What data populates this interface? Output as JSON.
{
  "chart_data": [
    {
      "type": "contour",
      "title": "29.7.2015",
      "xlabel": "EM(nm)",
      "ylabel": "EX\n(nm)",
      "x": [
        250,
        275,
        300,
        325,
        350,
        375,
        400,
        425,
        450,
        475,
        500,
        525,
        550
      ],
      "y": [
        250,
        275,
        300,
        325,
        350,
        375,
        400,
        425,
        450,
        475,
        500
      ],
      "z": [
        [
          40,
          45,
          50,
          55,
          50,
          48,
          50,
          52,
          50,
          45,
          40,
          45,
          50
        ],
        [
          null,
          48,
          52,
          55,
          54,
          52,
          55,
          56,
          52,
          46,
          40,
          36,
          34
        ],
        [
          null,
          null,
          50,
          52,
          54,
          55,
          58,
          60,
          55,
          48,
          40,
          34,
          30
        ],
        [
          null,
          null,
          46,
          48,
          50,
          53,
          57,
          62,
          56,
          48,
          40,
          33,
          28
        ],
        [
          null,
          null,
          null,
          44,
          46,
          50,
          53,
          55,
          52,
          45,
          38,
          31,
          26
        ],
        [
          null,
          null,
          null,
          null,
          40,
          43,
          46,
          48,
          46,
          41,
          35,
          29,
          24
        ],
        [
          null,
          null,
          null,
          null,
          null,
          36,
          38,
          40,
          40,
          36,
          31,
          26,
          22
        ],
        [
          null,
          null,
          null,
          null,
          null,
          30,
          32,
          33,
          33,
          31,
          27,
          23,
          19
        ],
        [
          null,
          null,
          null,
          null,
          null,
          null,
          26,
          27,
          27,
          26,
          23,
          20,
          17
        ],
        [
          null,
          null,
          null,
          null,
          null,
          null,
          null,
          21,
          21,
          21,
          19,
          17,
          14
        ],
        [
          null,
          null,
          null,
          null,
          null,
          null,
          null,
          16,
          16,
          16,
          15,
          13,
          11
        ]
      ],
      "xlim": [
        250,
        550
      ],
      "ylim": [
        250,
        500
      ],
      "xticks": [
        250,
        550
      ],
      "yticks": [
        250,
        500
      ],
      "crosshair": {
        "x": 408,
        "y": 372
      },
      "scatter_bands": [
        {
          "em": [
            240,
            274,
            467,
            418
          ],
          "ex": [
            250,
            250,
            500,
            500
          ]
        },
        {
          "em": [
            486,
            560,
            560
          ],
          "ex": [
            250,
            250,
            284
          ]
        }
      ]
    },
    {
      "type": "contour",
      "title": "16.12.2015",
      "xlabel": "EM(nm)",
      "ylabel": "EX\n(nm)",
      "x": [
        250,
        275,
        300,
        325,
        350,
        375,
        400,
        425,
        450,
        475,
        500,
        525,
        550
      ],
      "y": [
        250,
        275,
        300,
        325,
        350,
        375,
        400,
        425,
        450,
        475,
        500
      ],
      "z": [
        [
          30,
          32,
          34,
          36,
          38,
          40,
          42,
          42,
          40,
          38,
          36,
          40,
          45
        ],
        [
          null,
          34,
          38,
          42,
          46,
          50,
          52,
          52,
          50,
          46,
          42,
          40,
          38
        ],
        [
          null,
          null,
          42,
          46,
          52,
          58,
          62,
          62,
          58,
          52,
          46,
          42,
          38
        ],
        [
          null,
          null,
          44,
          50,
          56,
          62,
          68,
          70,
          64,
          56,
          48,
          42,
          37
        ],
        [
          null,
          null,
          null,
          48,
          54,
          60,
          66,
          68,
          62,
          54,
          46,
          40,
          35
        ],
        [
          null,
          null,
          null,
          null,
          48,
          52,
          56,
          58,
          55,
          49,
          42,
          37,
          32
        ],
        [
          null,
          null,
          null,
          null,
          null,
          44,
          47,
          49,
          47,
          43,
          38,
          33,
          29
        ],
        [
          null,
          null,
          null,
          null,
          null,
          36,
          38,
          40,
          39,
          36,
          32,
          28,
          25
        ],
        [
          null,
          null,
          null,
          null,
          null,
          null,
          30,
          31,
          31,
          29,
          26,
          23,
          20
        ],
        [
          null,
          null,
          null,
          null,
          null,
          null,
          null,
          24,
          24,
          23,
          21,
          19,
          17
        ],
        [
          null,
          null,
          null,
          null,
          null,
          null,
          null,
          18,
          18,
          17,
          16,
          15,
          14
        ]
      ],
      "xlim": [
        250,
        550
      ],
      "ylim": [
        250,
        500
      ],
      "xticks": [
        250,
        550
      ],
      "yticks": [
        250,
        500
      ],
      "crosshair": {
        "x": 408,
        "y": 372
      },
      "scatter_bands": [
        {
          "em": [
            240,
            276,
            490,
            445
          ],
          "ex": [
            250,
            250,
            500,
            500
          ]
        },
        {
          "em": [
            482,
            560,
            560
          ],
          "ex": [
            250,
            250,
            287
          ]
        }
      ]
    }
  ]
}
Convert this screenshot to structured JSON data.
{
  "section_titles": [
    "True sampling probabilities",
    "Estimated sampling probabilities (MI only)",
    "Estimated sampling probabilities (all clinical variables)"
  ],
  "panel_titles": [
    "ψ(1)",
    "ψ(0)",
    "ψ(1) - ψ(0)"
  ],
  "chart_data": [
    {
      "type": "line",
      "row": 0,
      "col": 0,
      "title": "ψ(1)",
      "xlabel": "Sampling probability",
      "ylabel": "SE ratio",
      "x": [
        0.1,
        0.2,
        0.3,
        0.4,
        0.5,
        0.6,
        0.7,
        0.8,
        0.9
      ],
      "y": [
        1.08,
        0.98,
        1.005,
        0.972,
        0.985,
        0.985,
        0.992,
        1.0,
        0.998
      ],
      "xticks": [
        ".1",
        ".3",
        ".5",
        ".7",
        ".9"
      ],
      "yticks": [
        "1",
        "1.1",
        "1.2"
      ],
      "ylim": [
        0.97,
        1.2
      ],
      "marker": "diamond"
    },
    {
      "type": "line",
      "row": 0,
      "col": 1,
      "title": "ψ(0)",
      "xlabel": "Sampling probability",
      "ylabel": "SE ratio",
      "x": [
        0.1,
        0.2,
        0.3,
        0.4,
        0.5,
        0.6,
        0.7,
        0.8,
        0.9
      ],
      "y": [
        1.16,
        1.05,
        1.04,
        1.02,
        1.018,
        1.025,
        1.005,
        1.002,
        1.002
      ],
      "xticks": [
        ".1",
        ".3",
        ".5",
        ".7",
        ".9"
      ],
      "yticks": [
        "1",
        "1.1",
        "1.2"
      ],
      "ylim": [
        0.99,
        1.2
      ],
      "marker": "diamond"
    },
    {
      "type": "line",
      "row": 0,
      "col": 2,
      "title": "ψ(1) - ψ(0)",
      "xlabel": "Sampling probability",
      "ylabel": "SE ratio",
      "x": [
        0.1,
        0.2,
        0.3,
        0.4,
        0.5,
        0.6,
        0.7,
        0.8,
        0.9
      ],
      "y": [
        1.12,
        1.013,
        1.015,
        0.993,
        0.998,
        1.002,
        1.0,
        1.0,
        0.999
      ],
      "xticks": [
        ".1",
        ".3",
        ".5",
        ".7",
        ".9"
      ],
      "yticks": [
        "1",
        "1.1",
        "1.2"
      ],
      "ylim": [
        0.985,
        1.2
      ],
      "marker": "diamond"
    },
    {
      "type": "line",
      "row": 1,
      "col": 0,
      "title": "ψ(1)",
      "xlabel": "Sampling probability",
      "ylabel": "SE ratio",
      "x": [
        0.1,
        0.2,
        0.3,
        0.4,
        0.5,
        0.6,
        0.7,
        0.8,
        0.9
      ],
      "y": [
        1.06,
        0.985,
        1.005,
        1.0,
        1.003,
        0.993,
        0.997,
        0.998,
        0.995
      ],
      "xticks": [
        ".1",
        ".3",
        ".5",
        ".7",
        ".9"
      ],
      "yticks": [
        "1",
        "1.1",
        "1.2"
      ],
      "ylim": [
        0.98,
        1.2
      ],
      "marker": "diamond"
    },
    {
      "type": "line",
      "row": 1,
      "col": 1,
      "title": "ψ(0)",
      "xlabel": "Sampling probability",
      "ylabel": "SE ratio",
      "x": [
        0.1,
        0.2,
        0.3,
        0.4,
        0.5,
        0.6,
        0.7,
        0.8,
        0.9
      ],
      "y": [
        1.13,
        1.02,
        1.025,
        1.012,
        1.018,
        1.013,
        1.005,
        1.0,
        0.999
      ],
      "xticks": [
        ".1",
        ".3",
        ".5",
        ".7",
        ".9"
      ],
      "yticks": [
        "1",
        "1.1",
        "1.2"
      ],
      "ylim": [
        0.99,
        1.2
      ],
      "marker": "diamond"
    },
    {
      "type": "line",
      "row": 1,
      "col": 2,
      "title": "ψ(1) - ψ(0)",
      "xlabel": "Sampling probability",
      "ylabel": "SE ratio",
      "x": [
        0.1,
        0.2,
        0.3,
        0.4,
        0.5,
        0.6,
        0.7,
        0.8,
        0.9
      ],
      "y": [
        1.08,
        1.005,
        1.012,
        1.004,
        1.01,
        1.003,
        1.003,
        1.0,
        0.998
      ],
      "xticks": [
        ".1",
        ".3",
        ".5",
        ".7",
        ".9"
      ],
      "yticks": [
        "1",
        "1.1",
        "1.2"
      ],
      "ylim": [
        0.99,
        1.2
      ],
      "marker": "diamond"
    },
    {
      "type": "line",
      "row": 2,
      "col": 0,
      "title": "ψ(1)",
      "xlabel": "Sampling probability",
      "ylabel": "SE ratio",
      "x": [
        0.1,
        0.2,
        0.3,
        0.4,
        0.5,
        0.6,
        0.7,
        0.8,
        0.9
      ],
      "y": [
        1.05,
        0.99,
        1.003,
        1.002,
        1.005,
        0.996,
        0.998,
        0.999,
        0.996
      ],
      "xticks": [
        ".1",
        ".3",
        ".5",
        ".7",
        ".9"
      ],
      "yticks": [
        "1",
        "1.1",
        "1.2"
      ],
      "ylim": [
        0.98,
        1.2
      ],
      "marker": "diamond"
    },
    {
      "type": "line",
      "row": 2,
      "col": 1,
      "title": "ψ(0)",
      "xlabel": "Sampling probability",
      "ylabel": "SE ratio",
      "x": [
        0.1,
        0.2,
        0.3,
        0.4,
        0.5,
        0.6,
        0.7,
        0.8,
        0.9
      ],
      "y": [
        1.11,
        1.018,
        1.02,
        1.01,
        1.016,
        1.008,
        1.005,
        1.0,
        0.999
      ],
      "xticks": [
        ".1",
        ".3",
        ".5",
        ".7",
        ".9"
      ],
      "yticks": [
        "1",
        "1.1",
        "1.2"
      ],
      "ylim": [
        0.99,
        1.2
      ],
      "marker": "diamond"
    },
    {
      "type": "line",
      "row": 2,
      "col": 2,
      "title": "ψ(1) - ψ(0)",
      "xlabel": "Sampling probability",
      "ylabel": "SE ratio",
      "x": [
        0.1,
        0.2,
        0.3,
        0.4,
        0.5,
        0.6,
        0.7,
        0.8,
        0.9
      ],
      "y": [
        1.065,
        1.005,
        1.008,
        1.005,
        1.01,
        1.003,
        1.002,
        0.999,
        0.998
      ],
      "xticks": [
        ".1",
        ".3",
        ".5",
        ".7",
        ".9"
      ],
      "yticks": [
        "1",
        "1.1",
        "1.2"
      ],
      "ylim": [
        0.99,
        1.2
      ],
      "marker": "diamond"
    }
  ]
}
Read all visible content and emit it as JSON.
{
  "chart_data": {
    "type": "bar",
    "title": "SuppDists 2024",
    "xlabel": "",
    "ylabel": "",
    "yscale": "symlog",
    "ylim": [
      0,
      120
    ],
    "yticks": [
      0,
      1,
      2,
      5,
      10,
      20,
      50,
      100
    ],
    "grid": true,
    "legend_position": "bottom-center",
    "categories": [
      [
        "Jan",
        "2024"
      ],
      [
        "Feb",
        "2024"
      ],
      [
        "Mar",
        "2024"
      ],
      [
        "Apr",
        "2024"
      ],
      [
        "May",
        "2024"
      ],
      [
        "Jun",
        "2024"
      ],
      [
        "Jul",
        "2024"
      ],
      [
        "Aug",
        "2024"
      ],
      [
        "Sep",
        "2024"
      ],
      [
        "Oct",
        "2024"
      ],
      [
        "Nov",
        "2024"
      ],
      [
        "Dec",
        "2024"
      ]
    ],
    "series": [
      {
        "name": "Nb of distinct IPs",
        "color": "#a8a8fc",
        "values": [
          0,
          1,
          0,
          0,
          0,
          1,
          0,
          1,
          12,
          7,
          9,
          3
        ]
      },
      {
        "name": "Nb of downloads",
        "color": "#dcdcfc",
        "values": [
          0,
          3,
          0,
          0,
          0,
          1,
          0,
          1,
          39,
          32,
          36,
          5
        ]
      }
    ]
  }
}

### WHAT THE TASK ASKS
Select all lines in the listing above where the word "name" appears, and show them.

### SOLUTION TO THE EXERCISE
        "name": "Nb of distinct IPs",
        "name": "Nb of downloads",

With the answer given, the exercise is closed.